■ Consignes:
**1.** D'après le compte rendu du livre sur les exils juifs, dans quelle ville est né Elie Stora ?
**2.** Dans le compte rendu du livre sur les exils juifs, donnez à l'identique le passage qui débute aux mots « Voici un livre » et s'arrête après « silences du questionnaire. ».
**3.** Reprenez le compte rendu du livre sur les exils juifs d'Algérie et d'Europe de l'Est, et poursuivez-le à partir de sa dernière phrase.

■ Texte à lire:
_____
Voici un livre de mémoire, de douleur mais aussi de science. Il nous vient de l’autrice de l’Enfer de la IIIe République. Censeurs et pornographes (Paris 2000) et de La République des faibles: les origines intellectuelles du droit républicain (Paris 2005). C’est de ceux-là qu’il est ici aussi question, de ceux qui ont tout perdu, qui durent se construire une nouvelle identité recomposée. Cet alliage, assez rare, nous fait entrer dans une histoire singulière mais en même temps globalisante. Deux parties le structurent: départs sans retour et les silences du questionnaire.
C’est donc sous le signe des exils que commence cette évocation, érudite mais toujours lisible sur les orientaux, terme qui pourrait comprendre les Ostjuden mais aussi les arabes (musulmans, juifs, catholiques etc.). De l’évocation de »mes années constantinoises« quittées en 1962 jusqu’au retour unique, avec sa mère en 1991, ces pages tremblantes d’émotion communicative fixent la nouvelle tâche: »Trouver des voies de passage de l’Est algérien aux juifs de l’Europe de l’Est«. Le pas de côté commence assez vite puisque, en lieu et place des analyses des migrations ou des nationalités, on trouve… le questionnaire de la police! Dans les réponses parfois précises, parfois évasives et souvent pour partie silencieuses, se dévoile un autre monde, de travers, de soupentes, de caves et presque faux papiers. La rhétorique des demandes de naturalisation, genre souvent ignoré, est ici parfaitement utilisée, développée et sortie des cartons des archives, elles-mêmes souvent déplacées, du musée d’art populaire juif, rue des Saules à Paris, aujourd’hui au MAHJ.
Mais ce livre n’en reste pas aux acariens et aux fantômes des archives: il refait surface avec la littérature – Appelfeld bien entendu, les frères Singer, sans ignorer le magnifique Juifs en errance de Joseph Roth. Le lecteur voyage lui aussi entre les archives de la police et la littérature devenu canonique. L’historienne est devenue elle-même archive, comme sa famille au sein dans laquelle on connaît le frère lui aussi historien Benjamin Stora, beaucoup plus jeune. Sans oublier la cousine Judith Stora‑Sandor née en Hongrie, spécialiste de l’humour juif! Le destin des Juifs algériens, qui revient aujourd’hui après une si longue absence, éclate dans ces pages savantes mais aussi souvent allusives, discrètes. Le père, Elie Stora, né en 1909 à Khenchela, dans les Aurès (Est algérien) est commerçant de semoule et de farine. Le problème surgit assez vite puisqu’Abraham Cahen (1835–1913), grand rabbin de Constantine entre 1868 et 1877, considère ses ouailles comme des retardés. Il ne parle d’ailleurs pas la langue du pays! Juif observant, membre de la SFIO, le père va à la synagogue tous les shabbat parlant de Léon Blum à ses enfants. Puis surgissent des interrogations: »Pourquoi mon père ne m’a-t-il jamais parlé de sa dénaturalisation? […] Pourquoi ma mère ne m’a-t-elle jamais parlé du numerus clausus qui, par une simple lettre adressée le 30 septembre 1941 par le général Weygand au grand rabbin d’Alger, eut pour effet de renvoyer de l’école primaire ses plus jeunes sœurs?«. On croyait lire un ouvrage d’histoire et on se retrouve dans des récits de disparus.
_____
■ Données fournies:
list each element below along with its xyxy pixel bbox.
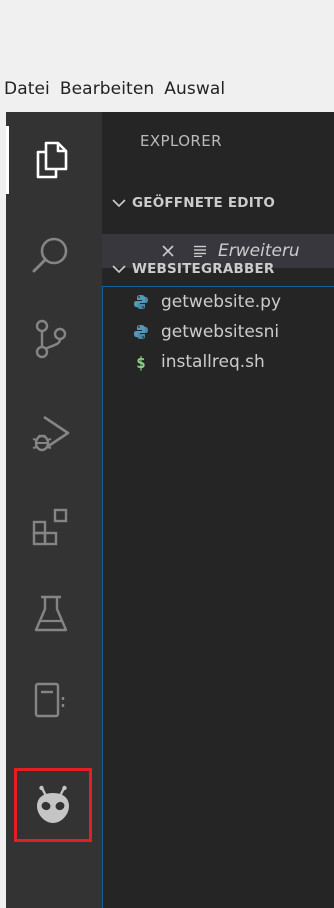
testing-flask-icon: [34, 595, 68, 632]
activity-bar: [0, 112, 102, 908]
activity-testing[interactable]: [6, 574, 96, 654]
vscode-window: Datei Bearbeiten Auswal EXPLORER GEÖFFNE…: [0, 0, 334, 908]
file-tree: getwebsite.py getwebsitesni $ installreq…: [102, 286, 334, 908]
file-name: installreq.sh: [161, 352, 265, 372]
python-icon: [131, 324, 151, 340]
extensions-icon: [32, 508, 68, 546]
explorer-icon: [36, 141, 68, 179]
source-control-icon: [35, 319, 67, 359]
run-debug-icon: [32, 415, 70, 452]
menu-datei[interactable]: Datei: [0, 79, 54, 99]
menu-auswahl[interactable]: Auswal: [158, 79, 229, 99]
file-name: getwebsitesni: [161, 322, 280, 342]
activity-explorer[interactable]: [6, 120, 96, 200]
activity-search[interactable]: [6, 215, 96, 295]
folder-header[interactable]: WEBSITEGRABBER: [102, 254, 334, 284]
file-item[interactable]: getwebsitesni: [103, 317, 334, 347]
activity-extensions[interactable]: [6, 487, 96, 567]
activity-run-debug[interactable]: [6, 394, 96, 474]
file-name: getwebsite.py: [161, 292, 282, 312]
title-bar: [0, 0, 334, 66]
search-icon: [32, 237, 68, 273]
notebook-icon: [34, 682, 65, 718]
activity-notebook[interactable]: [6, 660, 96, 740]
python-icon: [131, 294, 151, 310]
open-editors-label: GEÖFFNETE EDITO: [132, 195, 276, 211]
chevron-down-icon: [106, 264, 132, 274]
activity-platformio[interactable]: [14, 768, 92, 842]
file-item[interactable]: getwebsite.py: [103, 287, 334, 317]
platformio-alien-icon: [37, 785, 69, 823]
activity-source-control[interactable]: [6, 299, 96, 379]
shell-dollar-icon: $: [136, 352, 146, 372]
chevron-down-icon: [106, 198, 132, 208]
folder-label: WEBSITEGRABBER: [132, 261, 275, 277]
menu-bearbeiten[interactable]: Bearbeiten: [54, 79, 158, 99]
sidebar-title: EXPLORER: [140, 132, 222, 150]
file-item[interactable]: $ installreq.sh: [103, 347, 334, 377]
menu-bar: Datei Bearbeiten Auswal: [0, 66, 334, 112]
explorer-sidebar: EXPLORER GEÖFFNETE EDITO Erweiteru WEBSI…: [102, 112, 334, 908]
open-editors-header[interactable]: GEÖFFNETE EDITO: [102, 188, 334, 218]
_____
■ Réponses:
**1.** À Khenchela, dans les Aurès (Est algérien).

**2.**
Voici un livre de mémoire, de douleur mais aussi de science. Il nous vient de l’autrice de l’Enfer de la IIIe République. Censeurs et pornographes (Paris 2000) et de La République des faibles: les origines intellectuelles du droit républicain (Paris 2005). C’est de ceux-là qu’il est ici aussi question, de ceux qui ont tout perdu, qui durent se construire une nouvelle identité recomposée. Cet alliage, assez rare, nous fait entrer dans une histoire singulière mais en même temps globalisante. Deux parties le structurent: départs sans retour et les silences du questionnaire.

**3.**
L’arrivée en France, où personne ne les attend, et où s’entassent trente personnes dans un pavillon de Montreuil-sous-Bois. Puis la lente venue à l’écriture (sténo-dactylo avant les études: Jussieu Paris VII puis l’atelier de thèse de Michelle Perrot et les sourires communicatifs de Mona Ozouf). Encore et toujours la politique qui s’inscrit en filigrane qui devient un ex-libris, la guerre des Six‑jours, les étudiants juifs de Paris, le PCF (1973–1980). Puis c’est l’enseignement supérieur (IUFM et université).
Tant de mondes perdus qui impriment, qui s’impriment, grâce au talent de l’autrice interrompu par le questionnaire (151) en dix questions dont l’une devrait ravir les lecteurs de notre revue: »Si le postulant est allemand, quelle était sa résidence et quel a été son emploi du temps en 1870–1871?«. Les archives administratives documentent les attentes, les rares victoires et les défaites! Ce mélange d’Ancien Régime et de fin du XIXe siècle est saisissant! Certaines réponses font mesurer l’abîme entre les attentes et la dure réalité. Elles sont dignes d’une anthologie à établir: de la corpulence à l’élocution. Réapparaissent des lieux insoupçonnés comme la bibliothèque des prolétaires juifs de la rue Bourg‑Tibourg, surveillée par la police!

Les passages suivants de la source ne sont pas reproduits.